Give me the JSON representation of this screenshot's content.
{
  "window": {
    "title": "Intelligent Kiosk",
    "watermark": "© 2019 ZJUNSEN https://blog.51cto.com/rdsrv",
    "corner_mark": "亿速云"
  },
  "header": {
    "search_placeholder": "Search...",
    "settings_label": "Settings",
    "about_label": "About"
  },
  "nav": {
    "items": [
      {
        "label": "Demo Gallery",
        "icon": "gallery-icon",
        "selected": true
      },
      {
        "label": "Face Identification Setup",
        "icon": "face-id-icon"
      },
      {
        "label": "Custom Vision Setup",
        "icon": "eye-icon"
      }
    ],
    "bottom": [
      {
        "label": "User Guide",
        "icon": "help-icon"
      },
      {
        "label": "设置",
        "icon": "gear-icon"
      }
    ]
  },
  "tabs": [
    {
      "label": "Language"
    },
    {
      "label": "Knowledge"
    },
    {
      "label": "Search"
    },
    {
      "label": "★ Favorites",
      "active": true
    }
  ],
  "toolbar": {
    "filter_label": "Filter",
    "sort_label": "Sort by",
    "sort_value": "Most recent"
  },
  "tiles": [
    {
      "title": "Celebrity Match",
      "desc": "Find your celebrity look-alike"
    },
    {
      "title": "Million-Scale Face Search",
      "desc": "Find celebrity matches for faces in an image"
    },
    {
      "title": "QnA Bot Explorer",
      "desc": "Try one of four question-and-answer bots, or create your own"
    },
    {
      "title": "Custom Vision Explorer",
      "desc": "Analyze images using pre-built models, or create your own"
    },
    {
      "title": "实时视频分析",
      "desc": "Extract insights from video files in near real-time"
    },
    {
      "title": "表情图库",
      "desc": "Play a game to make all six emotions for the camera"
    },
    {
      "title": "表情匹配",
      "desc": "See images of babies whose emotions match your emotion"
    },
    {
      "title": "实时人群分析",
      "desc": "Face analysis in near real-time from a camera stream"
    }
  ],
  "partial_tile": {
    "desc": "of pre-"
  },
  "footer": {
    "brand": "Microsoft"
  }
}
◇ ◇ ◇ ◇ ◇ ◇ ◇
> [Directions]:
Set out the complete listing exactly as shown.

> [Answer to this task]:
Give me the JSON representation of this screenshot's content.
{
  "window": {
    "title": "Intelligent Kiosk",
    "watermark": "© 2019 ZJUNSEN https://blog.51cto.com/rdsrv",
    "corner_mark": "亿速云"
  },
  "header": {
    "search_placeholder": "Search...",
    "settings_label": "Settings",
    "about_label": "About"
  },
  "nav": {
    "items": [
      {
        "label": "Demo Gallery",
        "icon": "gallery-icon",
        "selected": true
      },
      {
        "label": "Face Identification Setup",
        "icon": "face-id-icon"
      },
      {
        "label": "Custom Vision Setup",
        "icon": "eye-icon"
      }
    ],
    "bottom": [
      {
        "label": "User Guide",
        "icon": "help-icon"
      },
      {
        "label": "设置",
        "icon": "gear-icon"
      }
    ]
  },
  "tabs": [
    {
      "label": "Language"
    },
    {
      "label": "Knowledge"
    },
    {
      "label": "Search"
    },
    {
      "label": "★ Favorites",
      "active": true
    }
  ],
  "toolbar": {
    "filter_label": "Filter",
    "sort_label": "Sort by",
    "sort_value": "Most recent"
  },
  "tiles": [
    {
      "title": "Celebrity Match",
      "desc": "Find your celebrity look-alike"
    },
    {
      "title": "Million-Scale Face Search",
      "desc": "Find celebrity matches for faces in an image"
    },
    {
      "title": "QnA Bot Explorer",
      "desc": "Try one of four question-and-answer bots, or create your own"
    },
    {
      "title": "Custom Vision Explorer",
      "desc": "Analyze images using pre-built models, or create your own"
    },
    {
      "title": "实时视频分析",
      "desc": "Extract insights from video files in near real-time"
    },
    {
      "title": "表情图库",
      "desc": "Play a game to make all six emotions for the camera"
    },
    {
      "title": "表情匹配",
      "desc": "See images of babies whose emotions match your emotion"
    },
    {
      "title": "实时人群分析",
      "desc": "Face analysis in near real-time from a camera stream"
    }
  ],
  "partial_tile": {
    "desc": "of pre-"
  },
  "footer": {
    "brand": "Microsoft"
  }
}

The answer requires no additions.